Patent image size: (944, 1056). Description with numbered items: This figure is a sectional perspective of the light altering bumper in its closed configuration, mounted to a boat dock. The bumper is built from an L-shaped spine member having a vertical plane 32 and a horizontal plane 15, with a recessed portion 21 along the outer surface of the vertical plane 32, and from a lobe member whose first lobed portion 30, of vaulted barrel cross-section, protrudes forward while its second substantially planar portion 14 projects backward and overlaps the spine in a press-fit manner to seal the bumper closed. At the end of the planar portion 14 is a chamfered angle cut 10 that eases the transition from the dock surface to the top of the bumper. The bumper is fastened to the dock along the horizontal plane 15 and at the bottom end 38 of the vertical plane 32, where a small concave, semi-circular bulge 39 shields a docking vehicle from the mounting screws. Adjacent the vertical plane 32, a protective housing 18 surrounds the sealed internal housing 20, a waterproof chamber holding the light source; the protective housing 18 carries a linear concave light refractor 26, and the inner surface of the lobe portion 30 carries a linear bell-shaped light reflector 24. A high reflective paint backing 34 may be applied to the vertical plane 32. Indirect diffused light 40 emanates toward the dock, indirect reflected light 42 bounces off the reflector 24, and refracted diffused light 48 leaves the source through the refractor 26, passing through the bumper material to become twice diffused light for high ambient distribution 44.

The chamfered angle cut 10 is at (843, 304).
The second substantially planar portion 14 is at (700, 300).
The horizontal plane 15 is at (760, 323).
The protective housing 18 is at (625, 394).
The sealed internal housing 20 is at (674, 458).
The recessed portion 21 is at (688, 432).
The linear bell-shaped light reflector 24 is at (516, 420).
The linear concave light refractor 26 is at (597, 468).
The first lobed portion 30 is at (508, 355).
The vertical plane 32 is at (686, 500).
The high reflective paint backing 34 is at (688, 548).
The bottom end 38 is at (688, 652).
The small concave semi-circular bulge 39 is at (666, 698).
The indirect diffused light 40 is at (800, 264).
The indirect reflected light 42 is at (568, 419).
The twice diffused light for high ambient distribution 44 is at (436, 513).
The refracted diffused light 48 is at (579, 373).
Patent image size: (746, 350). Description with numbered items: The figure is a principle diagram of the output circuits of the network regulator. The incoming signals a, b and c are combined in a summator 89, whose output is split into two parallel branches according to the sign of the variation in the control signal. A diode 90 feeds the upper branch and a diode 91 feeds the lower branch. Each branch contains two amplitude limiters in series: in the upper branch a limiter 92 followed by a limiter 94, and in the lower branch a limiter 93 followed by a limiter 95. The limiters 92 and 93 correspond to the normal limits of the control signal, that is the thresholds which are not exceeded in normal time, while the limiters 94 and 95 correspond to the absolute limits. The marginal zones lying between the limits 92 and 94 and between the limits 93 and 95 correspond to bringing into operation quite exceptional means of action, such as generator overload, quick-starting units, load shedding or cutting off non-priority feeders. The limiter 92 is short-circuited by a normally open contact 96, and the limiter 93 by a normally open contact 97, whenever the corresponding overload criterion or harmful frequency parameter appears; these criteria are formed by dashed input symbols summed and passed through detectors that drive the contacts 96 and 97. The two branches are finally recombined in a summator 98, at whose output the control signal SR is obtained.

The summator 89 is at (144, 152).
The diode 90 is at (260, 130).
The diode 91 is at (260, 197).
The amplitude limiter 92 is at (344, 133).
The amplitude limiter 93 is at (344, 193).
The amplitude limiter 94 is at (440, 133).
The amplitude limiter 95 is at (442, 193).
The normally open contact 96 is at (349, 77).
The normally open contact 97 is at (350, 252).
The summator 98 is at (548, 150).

***

_WHAT THIS TASK INVOLVES_.
Rewrite all of the rows above, changing "Patent image size" to "Figure dimensions" wherever it occurs and leaving everything else unchanged.

_SOLVED PROBLEM_.
Figure dimensions: (944, 1056). Description with numbered items: This figure is a sectional perspective of the light altering bumper in its closed configuration, mounted to a boat dock. The bumper is built from an L-shaped spine member having a vertical plane 32 and a horizontal plane 15, with a recessed portion 21 along the outer surface of the vertical plane 32, and from a lobe member whose first lobed portion 30, of vaulted barrel cross-section, protrudes forward while its second substantially planar portion 14 projects backward and overlaps the spine in a press-fit manner to seal the bumper closed. At the end of the planar portion 14 is a chamfered angle cut 10 that eases the transition from the dock surface to the top of the bumper. The bumper is fastened to the dock along the horizontal plane 15 and at the bottom end 38 of the vertical plane 32, where a small concave, semi-circular bulge 39 shields a docking vehicle from the mounting screws. Adjacent the vertical plane 32, a protective housing 18 surrounds the sealed internal housing 20, a waterproof chamber holding the light source; the protective housing 18 carries a linear concave light refractor 26, and the inner surface of the lobe portion 30 carries a linear bell-shaped light reflector 24. A high reflective paint backing 34 may be applied to the vertical plane 32. Indirect diffused light 40 emanates toward the dock, indirect reflected light 42 bounces off the reflector 24, and refracted diffused light 48 leaves the source through the refractor 26, passing through the bumper material to become twice diffused light for high ambient distribution 44.

The chamfered angle cut 10 is at (843, 304).
The second substantially planar portion 14 is at (700, 300).
The horizontal plane 15 is at (760, 323).
The protective housing 18 is at (625, 394).
The sealed internal housing 20 is at (674, 458).
The recessed portion 21 is at (688, 432).
The linear bell-shaped light reflector 24 is at (516, 420).
The linear concave light refractor 26 is at (597, 468).
The first lobed portion 30 is at (508, 355).
The vertical plane 32 is at (686, 500).
The high reflective paint backing 34 is at (688, 548).
The bottom end 38 is at (688, 652).
The small concave semi-circular bulge 39 is at (666, 698).
The indirect diffused light 40 is at (800, 264).
The indirect reflected light 42 is at (568, 419).
The twice diffused light for high ambient distribution 44 is at (436, 513).
The refracted diffused light 48 is at (579, 373).
Figure dimensions: (746, 350). Description with numbered items: The figure is a principle diagram of the output circuits of the network regulator. The incoming signals a, b and c are combined in a summator 89, whose output is split into two parallel branches according to the sign of the variation in the control signal. A diode 90 feeds the upper branch and a diode 91 feeds the lower branch. Each branch contains two amplitude limiters in series: in the upper branch a limiter 92 followed by a limiter 94, and in the lower branch a limiter 93 followed by a limiter 95. The limiters 92 and 93 correspond to the normal limits of the control signal, that is the thresholds which are not exceeded in normal time, while the limiters 94 and 95 correspond to the absolute limits. The marginal zones lying between the limits 92 and 94 and between the limits 93 and 95 correspond to bringing into operation quite exceptional means of action, such as generator overload, quick-starting units, load shedding or cutting off non-priority feeders. The limiter 92 is short-circuited by a normally open contact 96, and the limiter 93 by a normally open contact 97, whenever the corresponding overload criterion or harmful frequency parameter appears; these criteria are formed by dashed input symbols summed and passed through detectors that drive the contacts 96 and 97. The two branches are finally recombined in a summator 98, at whose output the control signal SR is obtained.

The summator 89 is at (144, 152).
The diode 90 is at (260, 130).
The diode 91 is at (260, 197).
The amplitude limiter 92 is at (344, 133).
The amplitude limiter 93 is at (344, 193).
The amplitude limiter 94 is at (440, 133).
The amplitude limiter 95 is at (442, 193).
The normally open contact 96 is at (349, 77).
The normally open contact 97 is at (350, 252).
The summator 98 is at (548, 150).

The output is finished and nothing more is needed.